• SUPPLIED MATERIAL:
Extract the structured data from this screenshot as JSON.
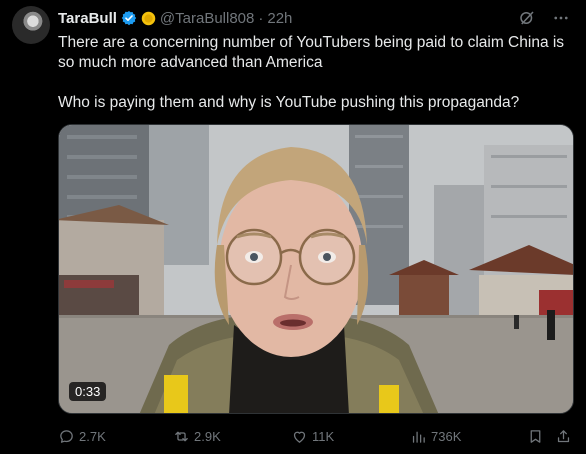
{
  "tweet": {
    "author_name": "TaraBull",
    "handle": "@TaraBull808",
    "separator": "·",
    "time": "22h",
    "text_paragraphs": [
      "There are a concerning number of YouTubers being paid to claim China is so much more advanced than America",
      "Who is paying them and why is YouTube pushing this propaganda?"
    ],
    "video_duration": "0:33"
  },
  "actions": {
    "replies": "2.7K",
    "reposts": "2.9K",
    "likes": "11K",
    "views": "736K"
  },
  "colors": {
    "background": "#000000",
    "text": "#e7e9ea",
    "muted": "#71767b",
    "verified_blue": "#1d9bf0",
    "gold_badge": "#f4c20d"
  },
  "icons": [
    "verified-icon",
    "gold-badge-icon",
    "grok-icon",
    "more-icon",
    "reply-icon",
    "repost-icon",
    "like-icon",
    "views-icon",
    "bookmark-icon",
    "share-icon"
  ]
}
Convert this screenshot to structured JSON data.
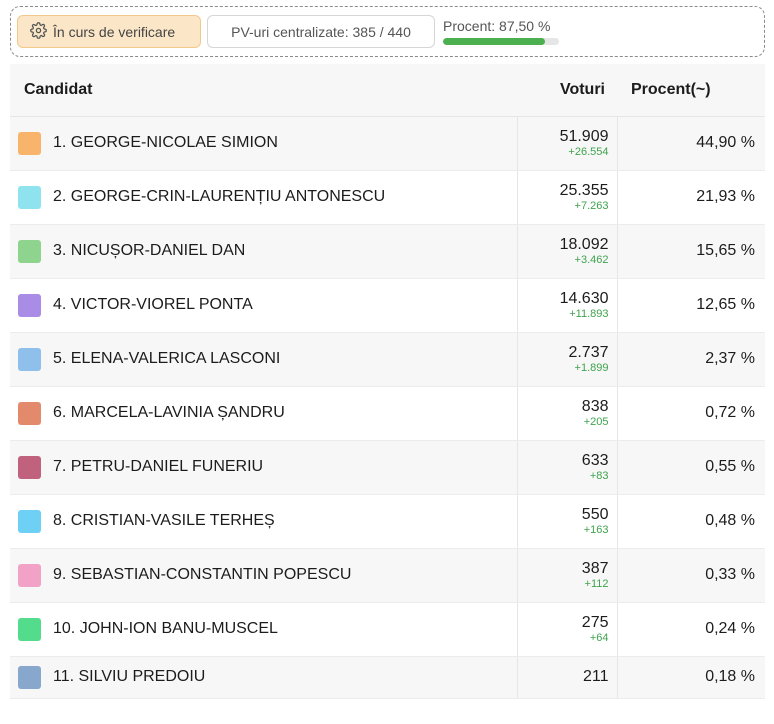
{
  "status": {
    "verification_label": "În curs de verificare",
    "pv_label": "PV-uri centralizate: 385 / 440",
    "percent_label": "Procent: 87,50 %",
    "percent_value": 87.5,
    "progress_color": "#4caf50"
  },
  "table": {
    "headers": {
      "candidate": "Candidat",
      "votes": "Voturi",
      "percent": "Procent(~)"
    },
    "rows": [
      {
        "name": "1. GEORGE-NICOLAE SIMION",
        "votes": "51.909",
        "delta": "+26.554",
        "percent": "44,90 %",
        "color": "#f9b46b"
      },
      {
        "name": "2. GEORGE-CRIN-LAURENȚIU ANTONESCU",
        "votes": "25.355",
        "delta": "+7.263",
        "percent": "21,93 %",
        "color": "#8fe3ef"
      },
      {
        "name": "3. NICUȘOR-DANIEL DAN",
        "votes": "18.092",
        "delta": "+3.462",
        "percent": "15,65 %",
        "color": "#8ed48e"
      },
      {
        "name": "4. VICTOR-VIOREL PONTA",
        "votes": "14.630",
        "delta": "+11.893",
        "percent": "12,65 %",
        "color": "#a98ce6"
      },
      {
        "name": "5. ELENA-VALERICA LASCONI",
        "votes": "2.737",
        "delta": "+1.899",
        "percent": "2,37 %",
        "color": "#8fc0ec"
      },
      {
        "name": "6. MARCELA-LAVINIA ȘANDRU",
        "votes": "838",
        "delta": "+205",
        "percent": "0,72 %",
        "color": "#e48a6c"
      },
      {
        "name": "7. PETRU-DANIEL FUNERIU",
        "votes": "633",
        "delta": "+83",
        "percent": "0,55 %",
        "color": "#c0627e"
      },
      {
        "name": "8. CRISTIAN-VASILE TERHEȘ",
        "votes": "550",
        "delta": "+163",
        "percent": "0,48 %",
        "color": "#6fd0f5"
      },
      {
        "name": "9. SEBASTIAN-CONSTANTIN POPESCU",
        "votes": "387",
        "delta": "+112",
        "percent": "0,33 %",
        "color": "#f2a2c7"
      },
      {
        "name": "10. JOHN-ION BANU-MUSCEL",
        "votes": "275",
        "delta": "+64",
        "percent": "0,24 %",
        "color": "#52dc8c"
      },
      {
        "name": "11. SILVIU PREDOIU",
        "votes": "211",
        "delta": "",
        "percent": "0,18 %",
        "color": "#88a7cc"
      }
    ]
  }
}
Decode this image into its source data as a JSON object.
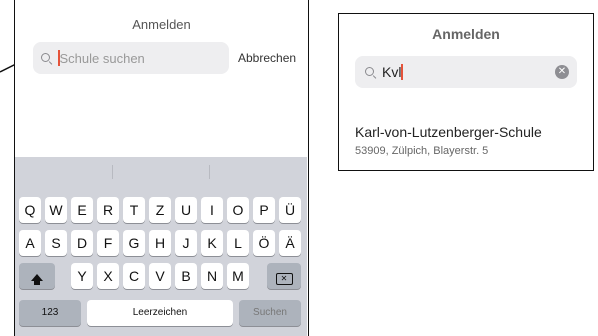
{
  "left_screen": {
    "title": "Anmelden",
    "search": {
      "placeholder": "Schule suchen",
      "icon": "magnifier-icon"
    },
    "cancel_label": "Abbrechen",
    "keyboard": {
      "row1": [
        "Q",
        "W",
        "E",
        "R",
        "T",
        "Z",
        "U",
        "I",
        "O",
        "P",
        "Ü"
      ],
      "row2": [
        "A",
        "S",
        "D",
        "F",
        "G",
        "H",
        "J",
        "K",
        "L",
        "Ö",
        "Ä"
      ],
      "row3": [
        "Y",
        "X",
        "C",
        "V",
        "B",
        "N",
        "M"
      ],
      "numbers_label": "123",
      "space_label": "Leerzeichen",
      "return_label": "Suchen"
    }
  },
  "right_screen": {
    "title": "Anmelden",
    "search": {
      "value": "Kvl",
      "icon": "magnifier-icon"
    },
    "result": {
      "name": "Karl-von-Lutzenberger-Schule",
      "address": "53909, Zülpich, Blayerstr. 5"
    }
  }
}
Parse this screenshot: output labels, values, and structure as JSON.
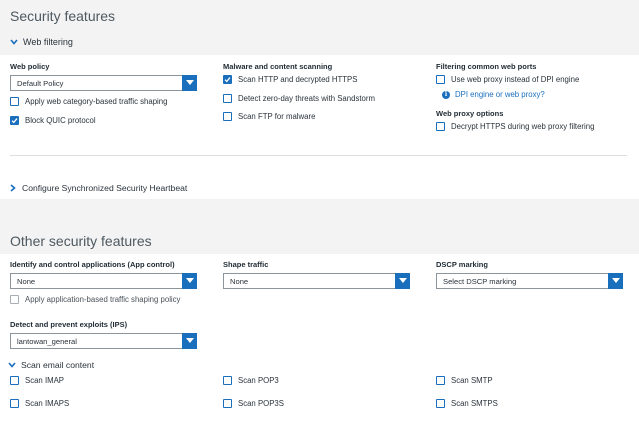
{
  "security_features": {
    "title": "Security features",
    "web_filtering": {
      "header": "Web filtering",
      "web_policy": {
        "label": "Web policy",
        "selected": "Default Policy",
        "options": [
          {
            "label": "Apply web category-based traffic shaping",
            "checked": false
          },
          {
            "label": "Block QUIC protocol",
            "checked": true
          }
        ]
      },
      "malware": {
        "label": "Malware and content scanning",
        "options": [
          {
            "label": "Scan HTTP and decrypted HTTPS",
            "checked": true
          },
          {
            "label": "Detect zero-day threats with Sandstorm",
            "checked": false
          },
          {
            "label": "Scan FTP for malware",
            "checked": false
          }
        ]
      },
      "filtering_ports": {
        "label": "Filtering common web ports",
        "option": {
          "label": "Use web proxy instead of DPI engine",
          "checked": false
        },
        "info_link": "DPI engine or web proxy?"
      },
      "proxy_options": {
        "label": "Web proxy options",
        "option": {
          "label": "Decrypt HTTPS during web proxy filtering",
          "checked": false
        }
      }
    }
  },
  "heartbeat": {
    "label": "Configure Synchronized Security Heartbeat"
  },
  "other": {
    "title": "Other security features",
    "app_control": {
      "label": "Identify and control applications (App control)",
      "selected": "None",
      "option": {
        "label": "Apply application-based traffic shaping policy",
        "checked": false
      }
    },
    "shape_traffic": {
      "label": "Shape traffic",
      "selected": "None"
    },
    "dscp": {
      "label": "DSCP marking",
      "placeholder": "Select DSCP marking"
    },
    "ips": {
      "label": "Detect and prevent exploits (IPS)",
      "selected": "lantowan_general"
    },
    "scan_email": {
      "header": "Scan email content",
      "options": [
        {
          "label": "Scan IMAP",
          "checked": false
        },
        {
          "label": "Scan POP3",
          "checked": false
        },
        {
          "label": "Scan SMTP",
          "checked": false
        },
        {
          "label": "Scan IMAPS",
          "checked": false
        },
        {
          "label": "Scan POP3S",
          "checked": false
        },
        {
          "label": "Scan SMTPS",
          "checked": false
        }
      ]
    }
  },
  "colors": {
    "accent": "#1a6fbd",
    "page_bg": "#f3f3f3",
    "panel_bg": "#ffffff"
  },
  "icons": {
    "expand": "chevron-down-icon",
    "collapsed": "chevron-right-icon",
    "dropdown": "caret-down-icon",
    "info": "info-icon",
    "check": "check-icon"
  }
}
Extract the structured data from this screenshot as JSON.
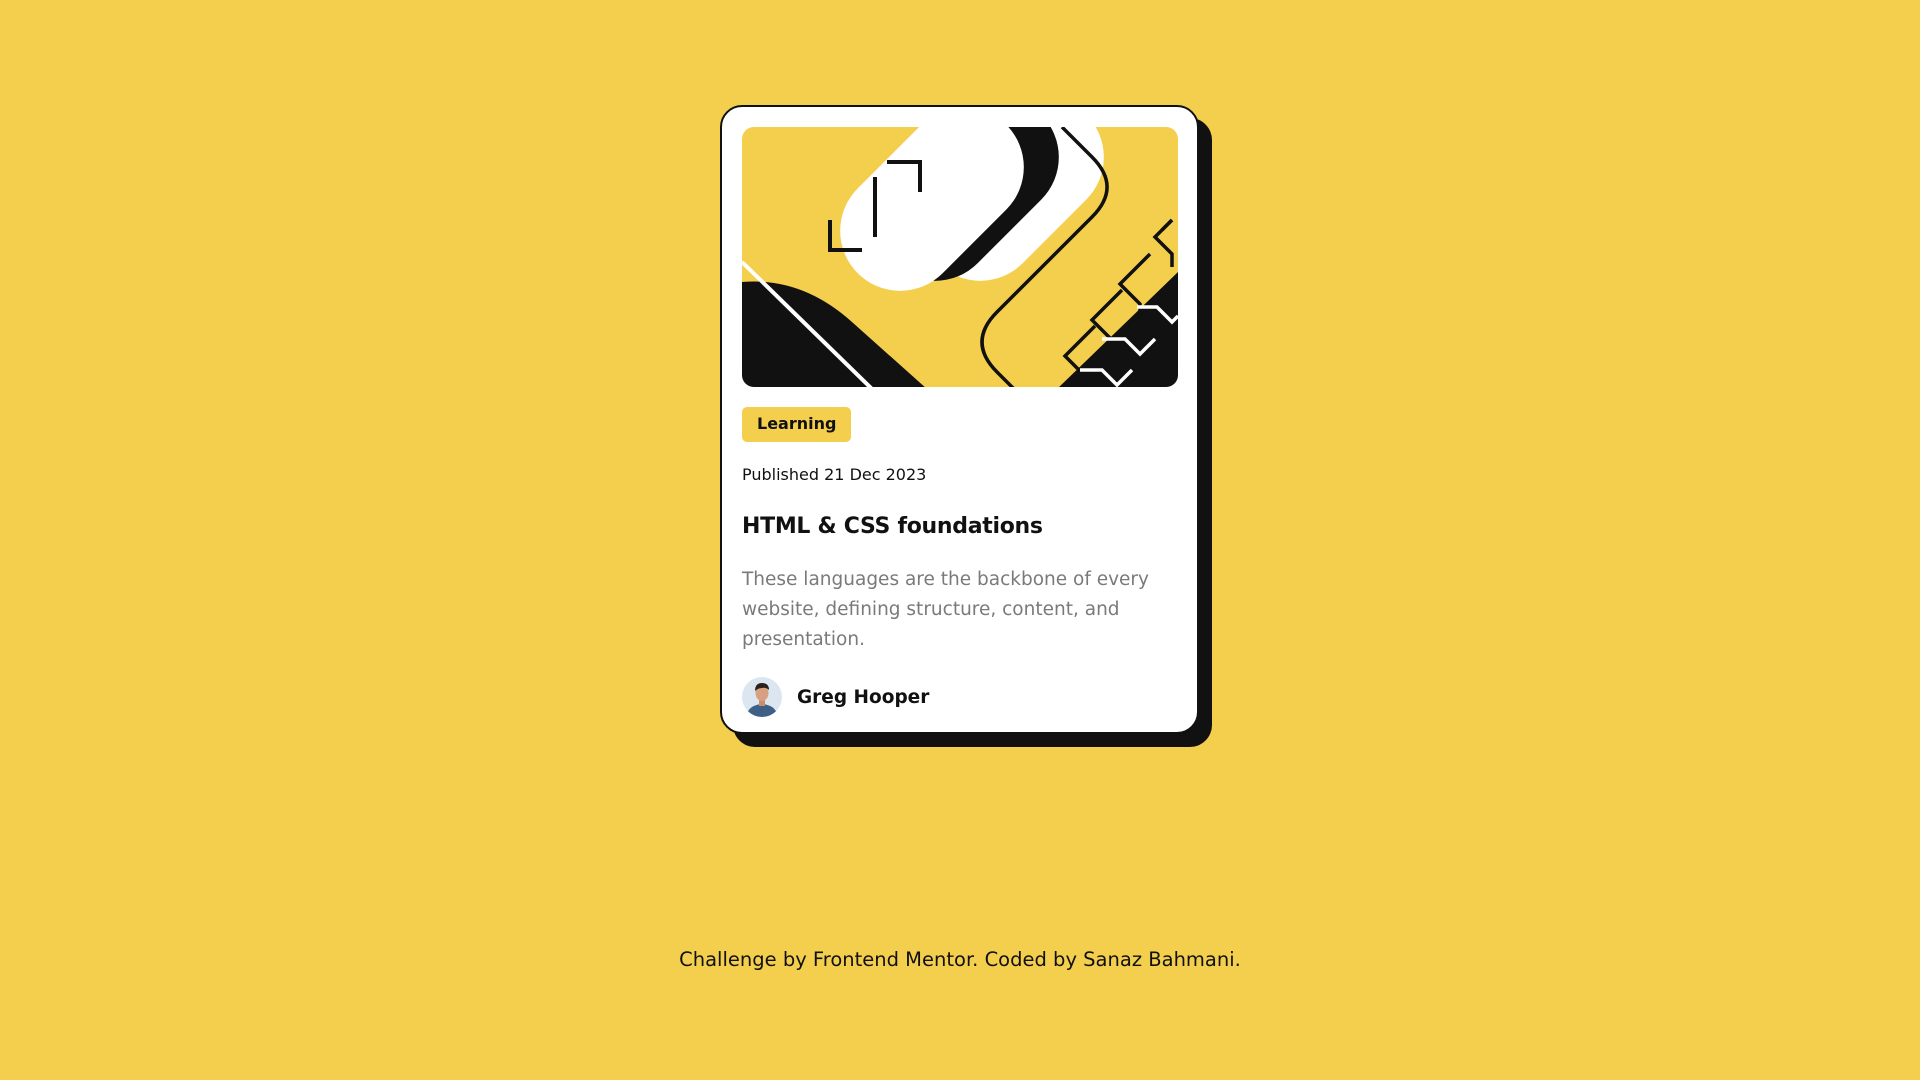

• WORK REQUIRED: Gather each line of the listing containing the word "content" and show it.

• EXERCISE RESPONSE:
        "label": "Malware and content scanning",
      "header": "Scan email content",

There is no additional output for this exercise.